* WORK TO BE COMPLETED: Copy out every one of the rows below line for line, keeping each character, bracket and number unchanged and in the same order.
>>>
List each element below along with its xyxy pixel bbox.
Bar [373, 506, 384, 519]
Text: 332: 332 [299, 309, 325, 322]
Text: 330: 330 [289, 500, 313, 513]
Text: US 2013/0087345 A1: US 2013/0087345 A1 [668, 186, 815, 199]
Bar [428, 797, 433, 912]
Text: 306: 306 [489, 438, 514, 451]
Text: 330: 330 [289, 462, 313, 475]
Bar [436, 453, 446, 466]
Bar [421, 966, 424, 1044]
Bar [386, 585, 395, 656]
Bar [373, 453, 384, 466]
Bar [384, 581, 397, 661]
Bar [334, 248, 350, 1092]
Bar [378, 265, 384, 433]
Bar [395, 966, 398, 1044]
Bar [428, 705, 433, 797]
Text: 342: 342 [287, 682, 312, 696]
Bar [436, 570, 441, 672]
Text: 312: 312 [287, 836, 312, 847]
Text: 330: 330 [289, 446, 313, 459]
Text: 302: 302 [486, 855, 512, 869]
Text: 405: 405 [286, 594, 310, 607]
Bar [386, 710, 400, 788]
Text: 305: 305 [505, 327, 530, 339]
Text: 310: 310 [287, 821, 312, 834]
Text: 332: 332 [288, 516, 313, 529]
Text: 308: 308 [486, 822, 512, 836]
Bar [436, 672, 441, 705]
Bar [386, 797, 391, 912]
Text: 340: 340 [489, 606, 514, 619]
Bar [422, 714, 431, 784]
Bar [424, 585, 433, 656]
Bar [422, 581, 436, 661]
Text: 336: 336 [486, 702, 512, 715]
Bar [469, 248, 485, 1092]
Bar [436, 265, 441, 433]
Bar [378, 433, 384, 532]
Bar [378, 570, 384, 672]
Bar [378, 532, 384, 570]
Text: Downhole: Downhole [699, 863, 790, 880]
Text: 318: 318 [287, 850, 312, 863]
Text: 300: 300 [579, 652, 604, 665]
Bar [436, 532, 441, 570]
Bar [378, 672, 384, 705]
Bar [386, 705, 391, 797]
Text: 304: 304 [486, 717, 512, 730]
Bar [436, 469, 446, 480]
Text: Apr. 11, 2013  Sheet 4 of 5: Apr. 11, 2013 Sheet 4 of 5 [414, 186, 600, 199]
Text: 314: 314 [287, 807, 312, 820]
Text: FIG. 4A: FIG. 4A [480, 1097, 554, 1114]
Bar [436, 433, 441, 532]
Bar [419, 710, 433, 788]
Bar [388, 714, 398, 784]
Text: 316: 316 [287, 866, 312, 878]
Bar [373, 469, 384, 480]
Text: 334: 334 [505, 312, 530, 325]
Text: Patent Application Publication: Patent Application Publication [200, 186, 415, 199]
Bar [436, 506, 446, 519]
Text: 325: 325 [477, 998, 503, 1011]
<<<
* ANSWER:
List each element below along with its xyxy pixel bbox.
Bar [373, 506, 384, 519]
Text: 332: 332 [299, 309, 325, 322]
Text: 330: 330 [289, 500, 313, 513]
Text: US 2013/0087345 A1: US 2013/0087345 A1 [668, 186, 815, 199]
Bar [428, 797, 433, 912]
Text: 306: 306 [489, 438, 514, 451]
Text: 330: 330 [289, 462, 313, 475]
Bar [436, 453, 446, 466]
Bar [421, 966, 424, 1044]
Bar [386, 585, 395, 656]
Bar [373, 453, 384, 466]
Bar [384, 581, 397, 661]
Bar [334, 248, 350, 1092]
Bar [378, 265, 384, 433]
Bar [395, 966, 398, 1044]
Bar [428, 705, 433, 797]
Text: 342: 342 [287, 682, 312, 696]
Bar [436, 570, 441, 672]
Text: 312: 312 [287, 836, 312, 847]
Text: 330: 330 [289, 446, 313, 459]
Text: 302: 302 [486, 855, 512, 869]
Text: 405: 405 [286, 594, 310, 607]
Bar [386, 710, 400, 788]
Text: 305: 305 [505, 327, 530, 339]
Text: 310: 310 [287, 821, 312, 834]
Text: 332: 332 [288, 516, 313, 529]
Text: 308: 308 [486, 822, 512, 836]
Bar [436, 672, 441, 705]
Bar [386, 797, 391, 912]
Text: 340: 340 [489, 606, 514, 619]
Bar [422, 714, 431, 784]
Bar [424, 585, 433, 656]
Bar [422, 581, 436, 661]
Text: 336: 336 [486, 702, 512, 715]
Bar [469, 248, 485, 1092]
Bar [436, 265, 441, 433]
Bar [378, 433, 384, 532]
Bar [378, 570, 384, 672]
Bar [378, 532, 384, 570]
Text: Downhole: Downhole [699, 863, 790, 880]
Text: 318: 318 [287, 850, 312, 863]
Text: 300: 300 [579, 652, 604, 665]
Bar [436, 532, 441, 570]
Bar [378, 672, 384, 705]
Bar [386, 705, 391, 797]
Text: 304: 304 [486, 717, 512, 730]
Bar [436, 469, 446, 480]
Text: Apr. 11, 2013  Sheet 4 of 5: Apr. 11, 2013 Sheet 4 of 5 [414, 186, 600, 199]
Text: 314: 314 [287, 807, 312, 820]
Text: FIG. 4A: FIG. 4A [480, 1097, 554, 1114]
Bar [436, 433, 441, 532]
Bar [419, 710, 433, 788]
Bar [388, 714, 398, 784]
Text: 316: 316 [287, 866, 312, 878]
Bar [373, 469, 384, 480]
Text: 334: 334 [505, 312, 530, 325]
Text: Patent Application Publication: Patent Application Publication [200, 186, 415, 199]
Bar [436, 506, 446, 519]
Text: 325: 325 [477, 998, 503, 1011]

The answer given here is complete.